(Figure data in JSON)
··········
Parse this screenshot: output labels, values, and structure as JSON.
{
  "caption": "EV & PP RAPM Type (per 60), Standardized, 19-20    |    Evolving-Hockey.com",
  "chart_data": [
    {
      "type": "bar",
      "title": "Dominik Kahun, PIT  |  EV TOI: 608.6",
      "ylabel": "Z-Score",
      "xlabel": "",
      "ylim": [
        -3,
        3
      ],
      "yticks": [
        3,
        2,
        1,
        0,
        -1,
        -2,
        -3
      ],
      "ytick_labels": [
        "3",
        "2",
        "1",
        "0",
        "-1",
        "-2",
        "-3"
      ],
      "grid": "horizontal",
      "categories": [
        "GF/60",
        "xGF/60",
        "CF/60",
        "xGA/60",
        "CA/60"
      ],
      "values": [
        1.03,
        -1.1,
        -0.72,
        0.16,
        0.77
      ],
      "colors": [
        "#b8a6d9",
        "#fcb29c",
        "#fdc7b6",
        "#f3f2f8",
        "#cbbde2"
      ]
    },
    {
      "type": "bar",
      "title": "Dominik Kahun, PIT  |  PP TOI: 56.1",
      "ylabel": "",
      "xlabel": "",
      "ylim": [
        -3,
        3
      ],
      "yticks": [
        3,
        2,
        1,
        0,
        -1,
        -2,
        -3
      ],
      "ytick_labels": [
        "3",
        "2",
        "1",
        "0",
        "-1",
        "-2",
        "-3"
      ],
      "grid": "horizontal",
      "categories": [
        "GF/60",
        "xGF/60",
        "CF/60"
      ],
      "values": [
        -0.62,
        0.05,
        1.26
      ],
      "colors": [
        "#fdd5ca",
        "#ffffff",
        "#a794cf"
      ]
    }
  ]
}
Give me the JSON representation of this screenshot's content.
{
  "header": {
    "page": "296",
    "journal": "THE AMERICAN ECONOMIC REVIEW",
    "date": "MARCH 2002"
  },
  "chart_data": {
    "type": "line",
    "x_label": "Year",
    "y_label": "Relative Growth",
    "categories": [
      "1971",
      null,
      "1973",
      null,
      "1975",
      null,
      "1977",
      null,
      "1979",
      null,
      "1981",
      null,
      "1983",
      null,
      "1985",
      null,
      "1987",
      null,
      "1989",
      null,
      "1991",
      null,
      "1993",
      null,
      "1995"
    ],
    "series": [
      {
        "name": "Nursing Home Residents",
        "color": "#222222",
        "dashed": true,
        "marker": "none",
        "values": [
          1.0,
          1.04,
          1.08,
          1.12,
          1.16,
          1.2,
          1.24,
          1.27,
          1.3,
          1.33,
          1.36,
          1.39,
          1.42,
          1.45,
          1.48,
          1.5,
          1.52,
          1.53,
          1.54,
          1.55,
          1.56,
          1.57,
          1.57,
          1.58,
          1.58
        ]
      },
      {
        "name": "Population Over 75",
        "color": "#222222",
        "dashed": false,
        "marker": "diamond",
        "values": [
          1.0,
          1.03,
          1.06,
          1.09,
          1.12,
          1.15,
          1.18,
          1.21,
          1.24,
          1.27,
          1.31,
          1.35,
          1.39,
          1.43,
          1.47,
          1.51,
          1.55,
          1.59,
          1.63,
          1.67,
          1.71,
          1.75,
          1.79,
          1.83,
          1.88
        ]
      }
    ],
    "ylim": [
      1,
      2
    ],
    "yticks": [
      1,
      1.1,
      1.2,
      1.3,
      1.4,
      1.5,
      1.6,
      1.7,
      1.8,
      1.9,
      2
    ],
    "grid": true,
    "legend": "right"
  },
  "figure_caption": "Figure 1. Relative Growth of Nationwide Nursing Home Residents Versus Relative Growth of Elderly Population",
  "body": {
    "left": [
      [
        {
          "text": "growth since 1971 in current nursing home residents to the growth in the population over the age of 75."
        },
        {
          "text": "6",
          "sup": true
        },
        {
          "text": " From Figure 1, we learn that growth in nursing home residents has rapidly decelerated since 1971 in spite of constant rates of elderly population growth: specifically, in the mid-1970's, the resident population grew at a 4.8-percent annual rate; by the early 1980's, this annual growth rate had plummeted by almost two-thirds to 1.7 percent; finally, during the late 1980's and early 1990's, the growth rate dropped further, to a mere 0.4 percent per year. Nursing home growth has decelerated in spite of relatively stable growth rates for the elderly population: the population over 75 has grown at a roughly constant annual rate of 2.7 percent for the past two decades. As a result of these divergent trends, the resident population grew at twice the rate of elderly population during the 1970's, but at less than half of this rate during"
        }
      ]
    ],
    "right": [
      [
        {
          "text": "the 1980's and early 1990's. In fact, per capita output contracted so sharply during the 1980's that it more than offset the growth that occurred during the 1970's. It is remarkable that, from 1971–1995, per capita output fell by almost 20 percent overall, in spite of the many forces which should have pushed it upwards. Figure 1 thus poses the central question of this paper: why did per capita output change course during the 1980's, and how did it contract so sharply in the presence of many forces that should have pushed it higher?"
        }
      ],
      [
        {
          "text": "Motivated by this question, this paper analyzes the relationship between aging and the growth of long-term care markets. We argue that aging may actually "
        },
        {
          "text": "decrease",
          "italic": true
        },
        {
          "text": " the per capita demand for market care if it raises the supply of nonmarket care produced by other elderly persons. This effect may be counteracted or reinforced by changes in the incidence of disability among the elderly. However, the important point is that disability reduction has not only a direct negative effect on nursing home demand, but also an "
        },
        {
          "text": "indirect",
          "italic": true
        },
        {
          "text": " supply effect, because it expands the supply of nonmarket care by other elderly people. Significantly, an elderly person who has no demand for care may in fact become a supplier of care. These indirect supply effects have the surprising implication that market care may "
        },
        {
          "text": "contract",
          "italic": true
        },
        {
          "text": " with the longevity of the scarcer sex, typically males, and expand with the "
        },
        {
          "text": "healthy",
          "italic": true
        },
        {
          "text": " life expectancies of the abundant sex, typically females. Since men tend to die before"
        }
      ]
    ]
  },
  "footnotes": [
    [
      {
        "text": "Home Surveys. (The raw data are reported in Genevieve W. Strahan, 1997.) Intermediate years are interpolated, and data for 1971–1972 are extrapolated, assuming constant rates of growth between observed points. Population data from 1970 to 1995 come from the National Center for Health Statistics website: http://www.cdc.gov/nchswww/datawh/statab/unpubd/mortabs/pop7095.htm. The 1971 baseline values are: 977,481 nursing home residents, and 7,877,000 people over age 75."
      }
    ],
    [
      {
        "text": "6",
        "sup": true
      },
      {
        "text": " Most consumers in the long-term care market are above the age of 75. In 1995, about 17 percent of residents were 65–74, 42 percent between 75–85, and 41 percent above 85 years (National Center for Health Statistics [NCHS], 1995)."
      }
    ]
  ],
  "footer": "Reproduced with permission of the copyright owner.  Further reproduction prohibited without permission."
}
··········
• [TASK TO COMPLETE]: Return each entry from above without altering a single character.

• [SOLVED EXERCISE]:
Parse this screenshot: output labels, values, and structure as JSON.
{
  "caption": "EV & PP RAPM Type (per 60), Standardized, 19-20    |    Evolving-Hockey.com",
  "chart_data": [
    {
      "type": "bar",
      "title": "Dominik Kahun, PIT  |  EV TOI: 608.6",
      "ylabel": "Z-Score",
      "xlabel": "",
      "ylim": [
        -3,
        3
      ],
      "yticks": [
        3,
        2,
        1,
        0,
        -1,
        -2,
        -3
      ],
      "ytick_labels": [
        "3",
        "2",
        "1",
        "0",
        "-1",
        "-2",
        "-3"
      ],
      "grid": "horizontal",
      "categories": [
        "GF/60",
        "xGF/60",
        "CF/60",
        "xGA/60",
        "CA/60"
      ],
      "values": [
        1.03,
        -1.1,
        -0.72,
        0.16,
        0.77
      ],
      "colors": [
        "#b8a6d9",
        "#fcb29c",
        "#fdc7b6",
        "#f3f2f8",
        "#cbbde2"
      ]
    },
    {
      "type": "bar",
      "title": "Dominik Kahun, PIT  |  PP TOI: 56.1",
      "ylabel": "",
      "xlabel": "",
      "ylim": [
        -3,
        3
      ],
      "yticks": [
        3,
        2,
        1,
        0,
        -1,
        -2,
        -3
      ],
      "ytick_labels": [
        "3",
        "2",
        "1",
        "0",
        "-1",
        "-2",
        "-3"
      ],
      "grid": "horizontal",
      "categories": [
        "GF/60",
        "xGF/60",
        "CF/60"
      ],
      "values": [
        -0.62,
        0.05,
        1.26
      ],
      "colors": [
        "#fdd5ca",
        "#ffffff",
        "#a794cf"
      ]
    }
  ]
}
Give me the JSON representation of this screenshot's content.
{
  "header": {
    "page": "296",
    "journal": "THE AMERICAN ECONOMIC REVIEW",
    "date": "MARCH 2002"
  },
  "chart_data": {
    "type": "line",
    "x_label": "Year",
    "y_label": "Relative Growth",
    "categories": [
      "1971",
      null,
      "1973",
      null,
      "1975",
      null,
      "1977",
      null,
      "1979",
      null,
      "1981",
      null,
      "1983",
      null,
      "1985",
      null,
      "1987",
      null,
      "1989",
      null,
      "1991",
      null,
      "1993",
      null,
      "1995"
    ],
    "series": [
      {
        "name": "Nursing Home Residents",
        "color": "#222222",
        "dashed": true,
        "marker": "none",
        "values": [
          1.0,
          1.04,
          1.08,
          1.12,
          1.16,
          1.2,
          1.24,
          1.27,
          1.3,
          1.33,
          1.36,
          1.39,
          1.42,
          1.45,
          1.48,
          1.5,
          1.52,
          1.53,
          1.54,
          1.55,
          1.56,
          1.57,
          1.57,
          1.58,
          1.58
        ]
      },
      {
        "name": "Population Over 75",
        "color": "#222222",
        "dashed": false,
        "marker": "diamond",
        "values": [
          1.0,
          1.03,
          1.06,
          1.09,
          1.12,
          1.15,
          1.18,
          1.21,
          1.24,
          1.27,
          1.31,
          1.35,
          1.39,
          1.43,
          1.47,
          1.51,
          1.55,
          1.59,
          1.63,
          1.67,
          1.71,
          1.75,
          1.79,
          1.83,
          1.88
        ]
      }
    ],
    "ylim": [
      1,
      2
    ],
    "yticks": [
      1,
      1.1,
      1.2,
      1.3,
      1.4,
      1.5,
      1.6,
      1.7,
      1.8,
      1.9,
      2
    ],
    "grid": true,
    "legend": "right"
  },
  "figure_caption": "Figure 1. Relative Growth of Nationwide Nursing Home Residents Versus Relative Growth of Elderly Population",
  "body": {
    "left": [
      [
        {
          "text": "growth since 1971 in current nursing home residents to the growth in the population over the age of 75."
        },
        {
          "text": "6",
          "sup": true
        },
        {
          "text": " From Figure 1, we learn that growth in nursing home residents has rapidly decelerated since 1971 in spite of constant rates of elderly population growth: specifically, in the mid-1970's, the resident population grew at a 4.8-percent annual rate; by the early 1980's, this annual growth rate had plummeted by almost two-thirds to 1.7 percent; finally, during the late 1980's and early 1990's, the growth rate dropped further, to a mere 0.4 percent per year. Nursing home growth has decelerated in spite of relatively stable growth rates for the elderly population: the population over 75 has grown at a roughly constant annual rate of 2.7 percent for the past two decades. As a result of these divergent trends, the resident population grew at twice the rate of elderly population during the 1970's, but at less than half of this rate during"
        }
      ]
    ],
    "right": [
      [
        {
          "text": "the 1980's and early 1990's. In fact, per capita output contracted so sharply during the 1980's that it more than offset the growth that occurred during the 1970's. It is remarkable that, from 1971–1995, per capita output fell by almost 20 percent overall, in spite of the many forces which should have pushed it upwards. Figure 1 thus poses the central question of this paper: why did per capita output change course during the 1980's, and how did it contract so sharply in the presence of many forces that should have pushed it higher?"
        }
      ],
      [
        {
          "text": "Motivated by this question, this paper analyzes the relationship between aging and the growth of long-term care markets. We argue that aging may actually "
        },
        {
          "text": "decrease",
          "italic": true
        },
        {
          "text": " the per capita demand for market care if it raises the supply of nonmarket care produced by other elderly persons. This effect may be counteracted or reinforced by changes in the incidence of disability among the elderly. However, the important point is that disability reduction has not only a direct negative effect on nursing home demand, but also an "
        },
        {
          "text": "indirect",
          "italic": true
        },
        {
          "text": " supply effect, because it expands the supply of nonmarket care by other elderly people. Significantly, an elderly person who has no demand for care may in fact become a supplier of care. These indirect supply effects have the surprising implication that market care may "
        },
        {
          "text": "contract",
          "italic": true
        },
        {
          "text": " with the longevity of the scarcer sex, typically males, and expand with the "
        },
        {
          "text": "healthy",
          "italic": true
        },
        {
          "text": " life expectancies of the abundant sex, typically females. Since men tend to die before"
        }
      ]
    ]
  },
  "footnotes": [
    [
      {
        "text": "Home Surveys. (The raw data are reported in Genevieve W. Strahan, 1997.) Intermediate years are interpolated, and data for 1971–1972 are extrapolated, assuming constant rates of growth between observed points. Population data from 1970 to 1995 come from the National Center for Health Statistics website: http://www.cdc.gov/nchswww/datawh/statab/unpubd/mortabs/pop7095.htm. The 1971 baseline values are: 977,481 nursing home residents, and 7,877,000 people over age 75."
      }
    ],
    [
      {
        "text": "6",
        "sup": true
      },
      {
        "text": " Most consumers in the long-term care market are above the age of 75. In 1995, about 17 percent of residents were 65–74, 42 percent between 75–85, and 41 percent above 85 years (National Center for Health Statistics [NCHS], 1995)."
      }
    ]
  ],
  "footer": "Reproduced with permission of the copyright owner.  Further reproduction prohibited without permission."
}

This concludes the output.